**RAW DATA:**

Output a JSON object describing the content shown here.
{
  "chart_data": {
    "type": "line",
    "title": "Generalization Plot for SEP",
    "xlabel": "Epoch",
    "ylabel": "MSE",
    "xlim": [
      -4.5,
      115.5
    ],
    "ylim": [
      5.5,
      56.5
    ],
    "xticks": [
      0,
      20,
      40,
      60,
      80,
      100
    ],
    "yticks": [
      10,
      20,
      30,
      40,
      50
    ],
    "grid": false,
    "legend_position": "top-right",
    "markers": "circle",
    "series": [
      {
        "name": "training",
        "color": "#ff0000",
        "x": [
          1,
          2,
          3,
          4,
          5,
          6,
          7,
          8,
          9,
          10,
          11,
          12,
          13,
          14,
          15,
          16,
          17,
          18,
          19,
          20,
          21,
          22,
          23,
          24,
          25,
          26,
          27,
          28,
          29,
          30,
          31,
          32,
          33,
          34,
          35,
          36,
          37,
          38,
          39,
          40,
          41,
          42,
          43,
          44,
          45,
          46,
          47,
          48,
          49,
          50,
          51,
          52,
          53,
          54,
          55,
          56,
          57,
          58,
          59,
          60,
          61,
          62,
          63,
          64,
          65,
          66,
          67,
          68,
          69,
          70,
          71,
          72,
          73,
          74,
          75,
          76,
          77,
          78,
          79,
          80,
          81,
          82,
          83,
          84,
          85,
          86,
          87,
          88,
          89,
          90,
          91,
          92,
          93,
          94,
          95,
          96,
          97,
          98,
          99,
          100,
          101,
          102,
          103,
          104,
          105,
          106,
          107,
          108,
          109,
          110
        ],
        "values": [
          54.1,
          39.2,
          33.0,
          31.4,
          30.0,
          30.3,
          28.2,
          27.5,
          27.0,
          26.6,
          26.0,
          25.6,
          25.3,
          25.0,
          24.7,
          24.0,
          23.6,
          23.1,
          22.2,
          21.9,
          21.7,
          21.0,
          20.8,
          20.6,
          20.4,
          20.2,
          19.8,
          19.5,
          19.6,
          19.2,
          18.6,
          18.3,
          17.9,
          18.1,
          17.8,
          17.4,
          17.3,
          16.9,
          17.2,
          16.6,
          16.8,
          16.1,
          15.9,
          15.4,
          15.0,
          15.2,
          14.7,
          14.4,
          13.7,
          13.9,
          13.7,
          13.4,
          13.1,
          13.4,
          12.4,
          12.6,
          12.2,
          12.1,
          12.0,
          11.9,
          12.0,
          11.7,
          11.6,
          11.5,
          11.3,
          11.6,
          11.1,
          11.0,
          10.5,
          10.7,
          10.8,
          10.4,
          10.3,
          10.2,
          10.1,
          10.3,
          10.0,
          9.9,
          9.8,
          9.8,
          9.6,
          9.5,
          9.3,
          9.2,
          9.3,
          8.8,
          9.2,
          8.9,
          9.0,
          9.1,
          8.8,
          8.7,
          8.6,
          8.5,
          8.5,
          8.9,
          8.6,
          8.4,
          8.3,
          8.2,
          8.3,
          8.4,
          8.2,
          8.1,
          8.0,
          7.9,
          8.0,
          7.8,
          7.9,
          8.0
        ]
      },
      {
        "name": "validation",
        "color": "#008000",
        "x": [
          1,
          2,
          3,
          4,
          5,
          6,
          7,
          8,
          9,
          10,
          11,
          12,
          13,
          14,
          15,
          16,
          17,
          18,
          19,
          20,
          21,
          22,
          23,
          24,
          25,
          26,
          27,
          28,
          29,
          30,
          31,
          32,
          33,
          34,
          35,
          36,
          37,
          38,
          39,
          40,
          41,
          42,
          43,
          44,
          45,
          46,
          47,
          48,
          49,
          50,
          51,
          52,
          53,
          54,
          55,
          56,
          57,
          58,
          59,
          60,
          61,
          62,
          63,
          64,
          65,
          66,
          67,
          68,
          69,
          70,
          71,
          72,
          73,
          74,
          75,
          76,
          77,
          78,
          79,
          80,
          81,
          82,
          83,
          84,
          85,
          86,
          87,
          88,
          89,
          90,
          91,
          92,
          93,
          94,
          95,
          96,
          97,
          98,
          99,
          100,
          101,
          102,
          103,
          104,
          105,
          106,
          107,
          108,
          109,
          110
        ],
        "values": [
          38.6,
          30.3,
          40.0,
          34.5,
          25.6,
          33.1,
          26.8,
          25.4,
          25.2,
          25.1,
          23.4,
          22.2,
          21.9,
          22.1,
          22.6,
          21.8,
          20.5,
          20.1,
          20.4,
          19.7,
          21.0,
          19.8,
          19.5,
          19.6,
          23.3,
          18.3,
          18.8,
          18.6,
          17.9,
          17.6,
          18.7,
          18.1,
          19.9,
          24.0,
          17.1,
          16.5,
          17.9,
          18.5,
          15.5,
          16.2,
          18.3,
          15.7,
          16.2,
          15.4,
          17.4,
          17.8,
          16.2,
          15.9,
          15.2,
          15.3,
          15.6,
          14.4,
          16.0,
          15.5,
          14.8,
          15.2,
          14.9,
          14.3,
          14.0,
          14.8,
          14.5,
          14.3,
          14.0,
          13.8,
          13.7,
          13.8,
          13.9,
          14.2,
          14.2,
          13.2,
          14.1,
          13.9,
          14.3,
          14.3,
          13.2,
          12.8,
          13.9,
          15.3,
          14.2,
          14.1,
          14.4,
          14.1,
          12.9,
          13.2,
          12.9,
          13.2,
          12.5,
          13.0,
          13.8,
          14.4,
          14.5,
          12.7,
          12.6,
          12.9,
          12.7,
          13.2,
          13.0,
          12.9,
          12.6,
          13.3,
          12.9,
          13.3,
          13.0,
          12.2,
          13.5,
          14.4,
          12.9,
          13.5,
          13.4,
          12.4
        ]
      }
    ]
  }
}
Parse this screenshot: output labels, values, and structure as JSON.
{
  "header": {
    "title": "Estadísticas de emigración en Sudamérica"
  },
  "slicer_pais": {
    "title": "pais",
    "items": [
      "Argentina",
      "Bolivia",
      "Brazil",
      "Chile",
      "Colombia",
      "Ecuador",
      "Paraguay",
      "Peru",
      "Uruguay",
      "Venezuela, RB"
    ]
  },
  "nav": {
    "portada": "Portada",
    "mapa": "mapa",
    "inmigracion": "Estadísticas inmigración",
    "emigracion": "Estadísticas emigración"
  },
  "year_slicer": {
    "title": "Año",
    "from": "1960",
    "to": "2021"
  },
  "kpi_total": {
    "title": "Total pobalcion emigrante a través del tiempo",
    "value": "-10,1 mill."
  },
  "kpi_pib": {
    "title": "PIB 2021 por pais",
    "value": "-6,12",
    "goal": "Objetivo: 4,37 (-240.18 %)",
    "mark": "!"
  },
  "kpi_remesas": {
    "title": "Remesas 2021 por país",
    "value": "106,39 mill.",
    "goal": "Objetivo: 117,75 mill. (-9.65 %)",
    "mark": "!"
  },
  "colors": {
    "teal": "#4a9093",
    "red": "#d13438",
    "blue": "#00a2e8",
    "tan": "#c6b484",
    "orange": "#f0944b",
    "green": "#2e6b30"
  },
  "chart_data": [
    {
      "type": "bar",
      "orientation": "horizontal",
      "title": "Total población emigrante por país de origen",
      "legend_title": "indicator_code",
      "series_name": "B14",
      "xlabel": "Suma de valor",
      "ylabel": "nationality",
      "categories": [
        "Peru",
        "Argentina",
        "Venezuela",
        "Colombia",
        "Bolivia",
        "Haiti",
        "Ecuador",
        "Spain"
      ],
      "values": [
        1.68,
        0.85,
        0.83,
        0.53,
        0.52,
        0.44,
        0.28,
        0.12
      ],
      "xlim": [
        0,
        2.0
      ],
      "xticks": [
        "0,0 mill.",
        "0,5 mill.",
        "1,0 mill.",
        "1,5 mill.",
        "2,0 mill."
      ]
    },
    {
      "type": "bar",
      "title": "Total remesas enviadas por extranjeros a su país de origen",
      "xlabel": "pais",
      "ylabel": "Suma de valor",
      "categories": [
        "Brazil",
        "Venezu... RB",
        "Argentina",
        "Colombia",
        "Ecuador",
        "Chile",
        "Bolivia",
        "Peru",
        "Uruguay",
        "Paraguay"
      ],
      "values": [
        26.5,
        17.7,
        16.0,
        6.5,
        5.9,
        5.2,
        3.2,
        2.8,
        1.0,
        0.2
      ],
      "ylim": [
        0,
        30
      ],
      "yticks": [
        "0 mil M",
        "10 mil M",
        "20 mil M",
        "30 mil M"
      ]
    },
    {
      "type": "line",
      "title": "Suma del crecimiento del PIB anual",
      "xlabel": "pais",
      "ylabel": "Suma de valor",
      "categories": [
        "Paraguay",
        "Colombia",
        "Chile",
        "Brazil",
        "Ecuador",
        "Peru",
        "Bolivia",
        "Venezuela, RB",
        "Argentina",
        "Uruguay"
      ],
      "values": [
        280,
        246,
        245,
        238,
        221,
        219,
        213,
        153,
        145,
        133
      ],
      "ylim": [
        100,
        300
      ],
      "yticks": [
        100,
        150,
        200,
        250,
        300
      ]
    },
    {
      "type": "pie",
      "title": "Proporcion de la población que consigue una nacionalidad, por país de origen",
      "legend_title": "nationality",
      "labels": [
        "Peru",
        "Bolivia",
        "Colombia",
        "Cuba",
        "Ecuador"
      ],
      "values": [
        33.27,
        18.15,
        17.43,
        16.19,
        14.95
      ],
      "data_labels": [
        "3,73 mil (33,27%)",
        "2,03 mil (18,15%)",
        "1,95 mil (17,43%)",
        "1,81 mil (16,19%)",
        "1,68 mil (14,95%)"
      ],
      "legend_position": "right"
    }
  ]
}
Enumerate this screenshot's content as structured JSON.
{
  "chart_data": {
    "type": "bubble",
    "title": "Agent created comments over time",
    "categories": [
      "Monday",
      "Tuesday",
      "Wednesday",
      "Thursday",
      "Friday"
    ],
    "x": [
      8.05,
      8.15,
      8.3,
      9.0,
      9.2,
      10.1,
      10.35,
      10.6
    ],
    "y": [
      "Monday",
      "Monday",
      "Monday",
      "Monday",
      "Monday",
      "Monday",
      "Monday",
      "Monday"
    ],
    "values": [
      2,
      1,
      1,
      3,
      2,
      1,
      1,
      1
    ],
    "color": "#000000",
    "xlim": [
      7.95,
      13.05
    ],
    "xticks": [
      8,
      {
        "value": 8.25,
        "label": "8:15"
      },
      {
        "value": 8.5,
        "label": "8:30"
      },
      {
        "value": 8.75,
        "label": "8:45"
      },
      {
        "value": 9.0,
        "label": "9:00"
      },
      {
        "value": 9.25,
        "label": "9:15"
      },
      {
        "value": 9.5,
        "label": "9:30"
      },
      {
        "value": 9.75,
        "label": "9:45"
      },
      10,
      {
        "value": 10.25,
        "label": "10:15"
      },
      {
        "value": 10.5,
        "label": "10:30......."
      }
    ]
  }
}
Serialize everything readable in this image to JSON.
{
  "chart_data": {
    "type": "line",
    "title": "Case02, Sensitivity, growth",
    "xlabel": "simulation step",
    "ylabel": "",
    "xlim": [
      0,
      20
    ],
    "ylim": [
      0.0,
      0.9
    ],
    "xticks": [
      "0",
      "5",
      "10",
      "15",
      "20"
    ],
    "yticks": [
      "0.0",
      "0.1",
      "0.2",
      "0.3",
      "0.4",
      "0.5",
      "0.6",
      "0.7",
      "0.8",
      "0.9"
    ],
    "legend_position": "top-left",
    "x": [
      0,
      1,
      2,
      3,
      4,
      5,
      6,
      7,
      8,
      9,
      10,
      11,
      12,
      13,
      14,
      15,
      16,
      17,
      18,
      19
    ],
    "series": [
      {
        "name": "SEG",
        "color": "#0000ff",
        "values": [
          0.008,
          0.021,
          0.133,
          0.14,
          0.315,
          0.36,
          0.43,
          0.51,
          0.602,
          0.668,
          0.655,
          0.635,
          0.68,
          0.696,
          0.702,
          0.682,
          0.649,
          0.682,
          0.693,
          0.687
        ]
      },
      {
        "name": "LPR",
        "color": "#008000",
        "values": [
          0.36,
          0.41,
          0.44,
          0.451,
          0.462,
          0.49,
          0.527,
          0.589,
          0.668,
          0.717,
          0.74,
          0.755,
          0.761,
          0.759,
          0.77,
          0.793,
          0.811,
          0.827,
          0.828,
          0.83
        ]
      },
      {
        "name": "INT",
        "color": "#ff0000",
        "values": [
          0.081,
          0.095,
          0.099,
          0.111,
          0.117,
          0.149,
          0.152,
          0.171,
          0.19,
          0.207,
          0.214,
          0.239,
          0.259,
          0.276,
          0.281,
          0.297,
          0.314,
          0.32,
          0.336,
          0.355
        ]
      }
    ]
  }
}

**WORK TO DO:** Take every line from the data that contains the word "nationality".

**SOLUTION TO THE EXERCISE:**
      "ylabel": "nationality",
      "legend_title": "nationality",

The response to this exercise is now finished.